*Your goal*: Work out how many lines hold the string "mutator". Give that number and nothing more.

Figure collection entries
———

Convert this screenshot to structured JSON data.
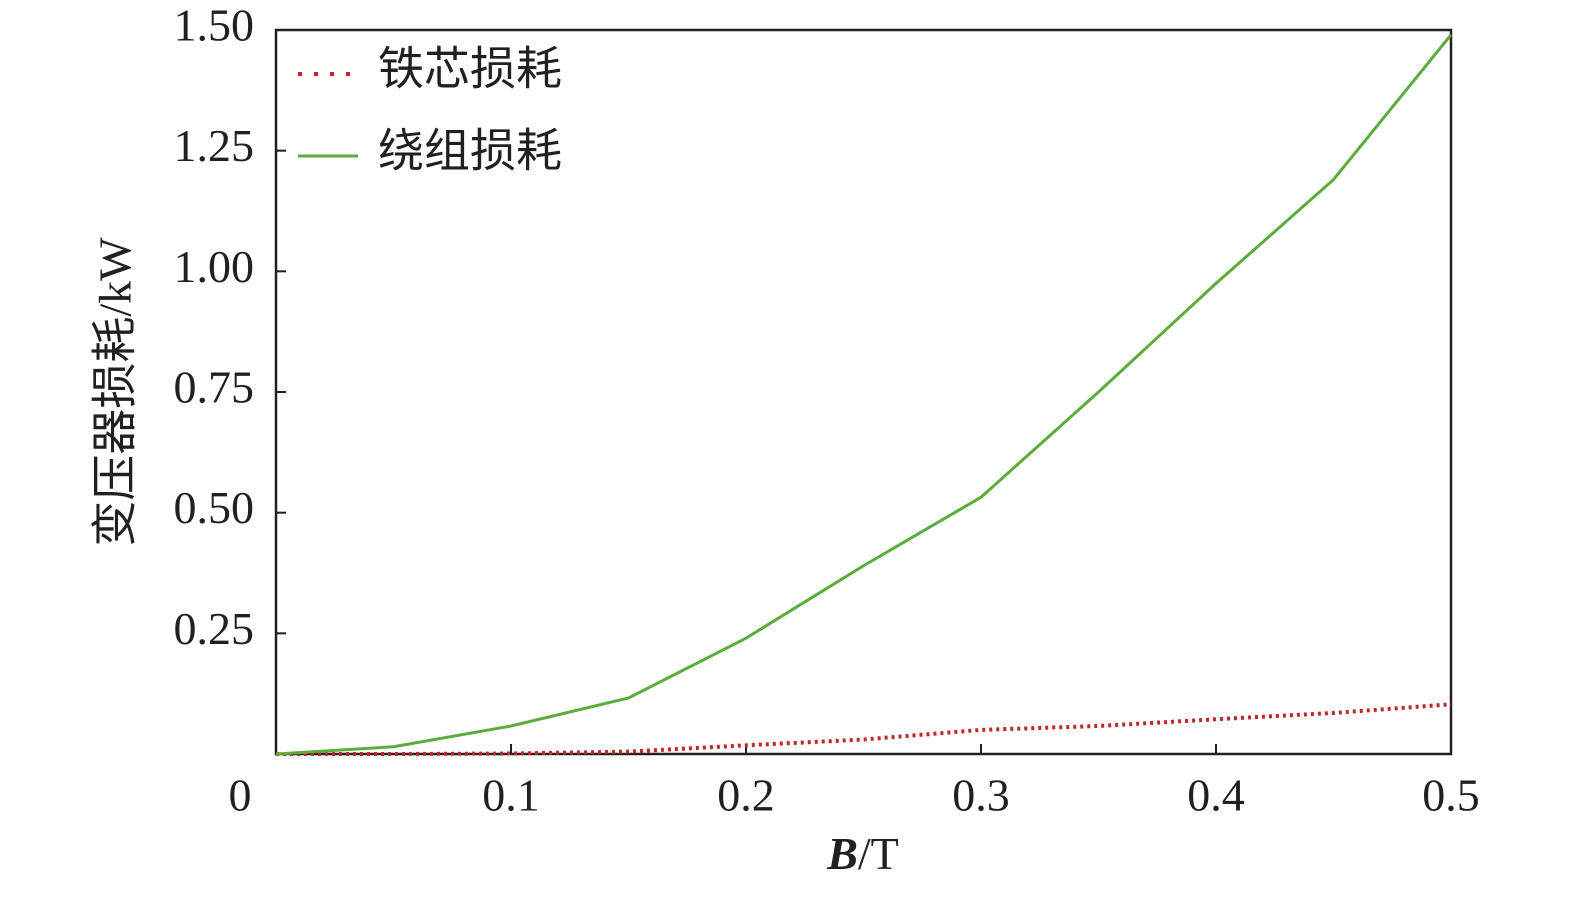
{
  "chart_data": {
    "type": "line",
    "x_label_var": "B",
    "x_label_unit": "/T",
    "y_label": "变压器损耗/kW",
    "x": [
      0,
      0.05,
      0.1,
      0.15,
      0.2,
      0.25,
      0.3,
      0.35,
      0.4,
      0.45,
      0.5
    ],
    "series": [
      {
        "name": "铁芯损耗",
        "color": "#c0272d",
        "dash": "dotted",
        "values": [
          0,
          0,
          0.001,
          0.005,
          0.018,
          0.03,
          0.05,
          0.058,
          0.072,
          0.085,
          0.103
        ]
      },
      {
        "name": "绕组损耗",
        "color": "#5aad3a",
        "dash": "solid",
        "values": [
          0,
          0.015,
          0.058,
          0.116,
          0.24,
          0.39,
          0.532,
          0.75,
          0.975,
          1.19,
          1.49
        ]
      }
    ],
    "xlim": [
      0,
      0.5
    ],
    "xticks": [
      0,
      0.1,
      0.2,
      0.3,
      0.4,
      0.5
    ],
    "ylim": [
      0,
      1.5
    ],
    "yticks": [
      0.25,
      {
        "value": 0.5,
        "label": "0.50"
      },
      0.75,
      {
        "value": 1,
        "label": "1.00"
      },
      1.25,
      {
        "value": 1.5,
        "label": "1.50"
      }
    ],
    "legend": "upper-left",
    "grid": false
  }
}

———

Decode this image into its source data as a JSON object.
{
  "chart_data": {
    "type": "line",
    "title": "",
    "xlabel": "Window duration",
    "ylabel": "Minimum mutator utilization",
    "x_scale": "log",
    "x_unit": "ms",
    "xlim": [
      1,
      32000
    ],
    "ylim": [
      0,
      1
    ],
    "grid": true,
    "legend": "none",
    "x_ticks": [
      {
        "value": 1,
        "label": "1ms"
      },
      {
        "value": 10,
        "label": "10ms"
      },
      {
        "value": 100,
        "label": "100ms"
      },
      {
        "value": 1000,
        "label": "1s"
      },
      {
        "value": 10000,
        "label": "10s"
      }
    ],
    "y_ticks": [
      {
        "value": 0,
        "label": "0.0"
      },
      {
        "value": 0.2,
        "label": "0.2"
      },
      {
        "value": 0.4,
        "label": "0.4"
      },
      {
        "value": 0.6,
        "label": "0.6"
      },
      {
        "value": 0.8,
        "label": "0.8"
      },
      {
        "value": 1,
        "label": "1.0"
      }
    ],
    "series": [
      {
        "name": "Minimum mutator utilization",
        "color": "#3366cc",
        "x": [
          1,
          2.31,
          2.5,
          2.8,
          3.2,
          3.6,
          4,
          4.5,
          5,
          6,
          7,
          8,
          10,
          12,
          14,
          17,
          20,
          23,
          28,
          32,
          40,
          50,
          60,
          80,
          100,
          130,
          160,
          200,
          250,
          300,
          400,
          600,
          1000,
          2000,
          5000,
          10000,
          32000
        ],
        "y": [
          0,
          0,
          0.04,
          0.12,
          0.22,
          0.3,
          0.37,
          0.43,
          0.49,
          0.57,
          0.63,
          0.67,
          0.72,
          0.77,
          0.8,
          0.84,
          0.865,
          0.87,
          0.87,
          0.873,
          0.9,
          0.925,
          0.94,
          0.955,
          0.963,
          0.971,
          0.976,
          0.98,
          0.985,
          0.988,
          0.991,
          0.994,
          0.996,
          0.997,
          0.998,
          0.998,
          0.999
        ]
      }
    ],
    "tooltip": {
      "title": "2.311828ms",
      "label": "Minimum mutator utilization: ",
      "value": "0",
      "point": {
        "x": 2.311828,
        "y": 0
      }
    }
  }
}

———

*Written answer*: 3